* GIVEN PROBLEM *
Repeat the whole listing exactly.

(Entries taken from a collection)

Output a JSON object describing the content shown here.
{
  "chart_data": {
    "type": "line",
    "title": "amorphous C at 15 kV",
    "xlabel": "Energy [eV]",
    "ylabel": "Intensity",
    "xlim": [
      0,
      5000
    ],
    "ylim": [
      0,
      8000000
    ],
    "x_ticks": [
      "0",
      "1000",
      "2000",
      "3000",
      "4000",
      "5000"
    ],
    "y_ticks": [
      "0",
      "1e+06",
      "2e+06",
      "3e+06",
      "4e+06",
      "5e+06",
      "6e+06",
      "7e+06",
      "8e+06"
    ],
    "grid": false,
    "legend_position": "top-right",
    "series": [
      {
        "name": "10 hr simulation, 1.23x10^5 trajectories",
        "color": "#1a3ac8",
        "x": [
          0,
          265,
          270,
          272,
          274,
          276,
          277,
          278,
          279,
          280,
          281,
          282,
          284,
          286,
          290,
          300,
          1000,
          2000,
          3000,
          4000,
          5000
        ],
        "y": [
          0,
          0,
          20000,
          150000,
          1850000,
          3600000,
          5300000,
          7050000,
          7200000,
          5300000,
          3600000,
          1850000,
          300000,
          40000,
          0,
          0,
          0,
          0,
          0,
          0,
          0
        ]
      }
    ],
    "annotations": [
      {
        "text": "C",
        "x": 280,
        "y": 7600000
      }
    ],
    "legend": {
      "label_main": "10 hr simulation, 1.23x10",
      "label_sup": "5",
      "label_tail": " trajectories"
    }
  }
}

* FINAL RESULT *
Output a JSON object describing the content shown here.
{
  "chart_data": {
    "type": "line",
    "title": "amorphous C at 15 kV",
    "xlabel": "Energy [eV]",
    "ylabel": "Intensity",
    "xlim": [
      0,
      5000
    ],
    "ylim": [
      0,
      8000000
    ],
    "x_ticks": [
      "0",
      "1000",
      "2000",
      "3000",
      "4000",
      "5000"
    ],
    "y_ticks": [
      "0",
      "1e+06",
      "2e+06",
      "3e+06",
      "4e+06",
      "5e+06",
      "6e+06",
      "7e+06",
      "8e+06"
    ],
    "grid": false,
    "legend_position": "top-right",
    "series": [
      {
        "name": "10 hr simulation, 1.23x10^5 trajectories",
        "color": "#1a3ac8",
        "x": [
          0,
          265,
          270,
          272,
          274,
          276,
          277,
          278,
          279,
          280,
          281,
          282,
          284,
          286,
          290,
          300,
          1000,
          2000,
          3000,
          4000,
          5000
        ],
        "y": [
          0,
          0,
          20000,
          150000,
          1850000,
          3600000,
          5300000,
          7050000,
          7200000,
          5300000,
          3600000,
          1850000,
          300000,
          40000,
          0,
          0,
          0,
          0,
          0,
          0,
          0
        ]
      }
    ],
    "annotations": [
      {
        "text": "C",
        "x": 280,
        "y": 7600000
      }
    ],
    "legend": {
      "label_main": "10 hr simulation, 1.23x10",
      "label_sup": "5",
      "label_tail": " trajectories"
    }
  }
}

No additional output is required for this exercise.